REQUIREMENTS — Copy out the post on substring matching below word for word, from its opening date line through the final line of code.

ARTICLE —
Saturday 28 March 2015

Substring matching: battle royale

At the finish of the recent optimisation series  I've concluded (amongst other things) that C++ regex matching was faster than the Python one, but that conclusion did not sit well with me. It was unclear whether it was down to inherent differences between languages or algorithms.
Back then, the post said that I'll explore it further, and no time is better than now. 

To understand things a bit better, I went all the way back - before regexes made their appearance. If you recall, the naive approach simply took a set of patterns and searched those one by one in the text.
The reason I made all this journey back is that apparently such an algorithm (or lack thereof) would serve as the perfect boxing ring to compare two languages; without different algorithms playing the roles of illegal substances.

You probably noticed the words apparently, and would. Yes, I was proven wrong; these "illegal substances" played an even larger role than with regexes. However, sometimes it is better to follow a bumpy road than drive down a straight motorway; you find out a few more things about the car you're driving.

Let's shake the dust off the Python snippet from one month ago, and convert it from URLs to files (asynchronous optimisation is not a goal for us today).
import sys

def getMatchingPatterns(patterns, text):
   return filter(text.__contains__, patterns)

DATA SEGMENT —
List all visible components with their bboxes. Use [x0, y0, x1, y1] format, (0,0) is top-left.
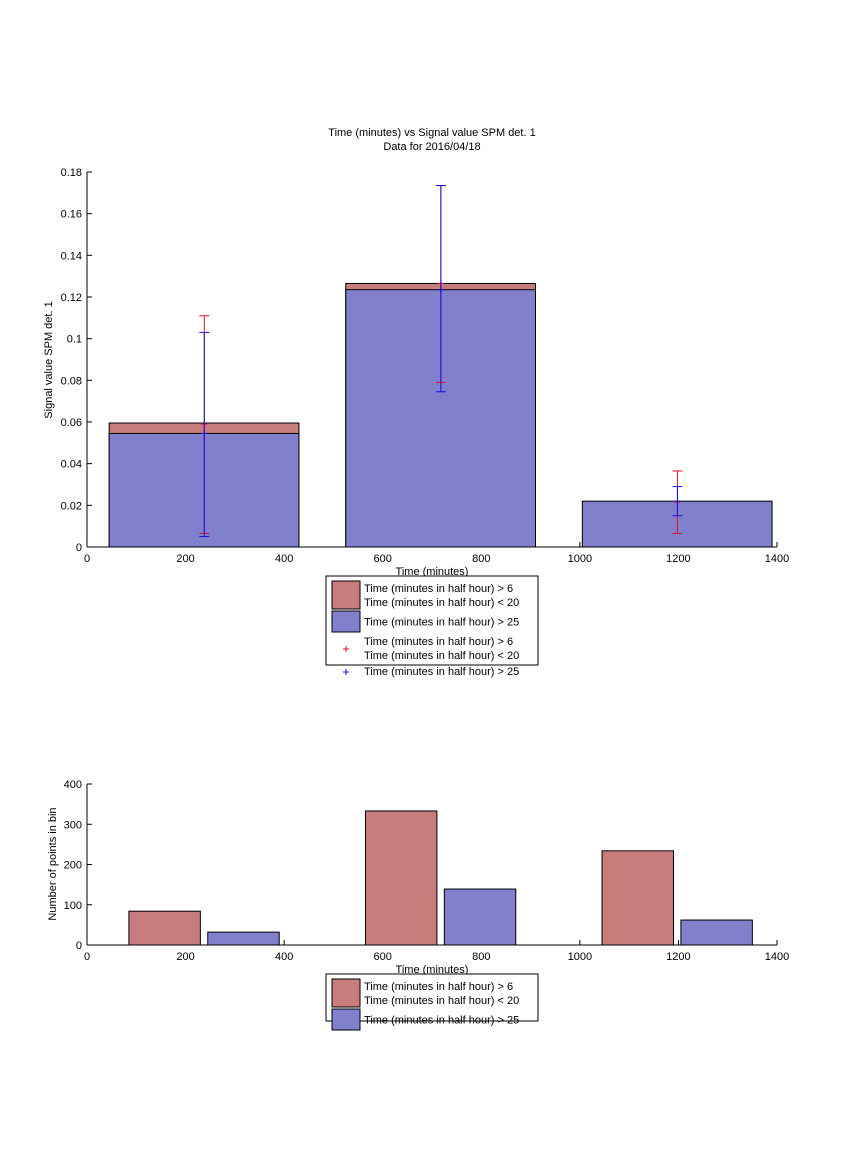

FINAL RESULT —
Saturday 28 March 2015

Substring matching: battle royale

At the finish of the recent optimisation series  I've concluded (amongst other things) that C++ regex matching was faster than the Python one, but that conclusion did not sit well with me. It was unclear whether it was down to inherent differences between languages or algorithms.
Back then, the post said that I'll explore it further, and no time is better than now. 

To understand things a bit better, I went all the way back - before regexes made their appearance. If you recall, the naive approach simply took a set of patterns and searched those one by one in the text.
The reason I made all this journey back is that apparently such an algorithm (or lack thereof) would serve as the perfect boxing ring to compare two languages; without different algorithms playing the roles of illegal substances.

You probably noticed the words apparently, and would. Yes, I was proven wrong; these "illegal substances" played an even larger role than with regexes. However, sometimes it is better to follow a bumpy road than drive down a straight motorway; you find out a few more things about the car you're driving.

Let's shake the dust off the Python snippet from one month ago, and convert it from URLs to files (asynchronous optimisation is not a goal for us today).
import sys

def getMatchingPatterns(patterns, text):
   return filter(text.__contains__, patterns)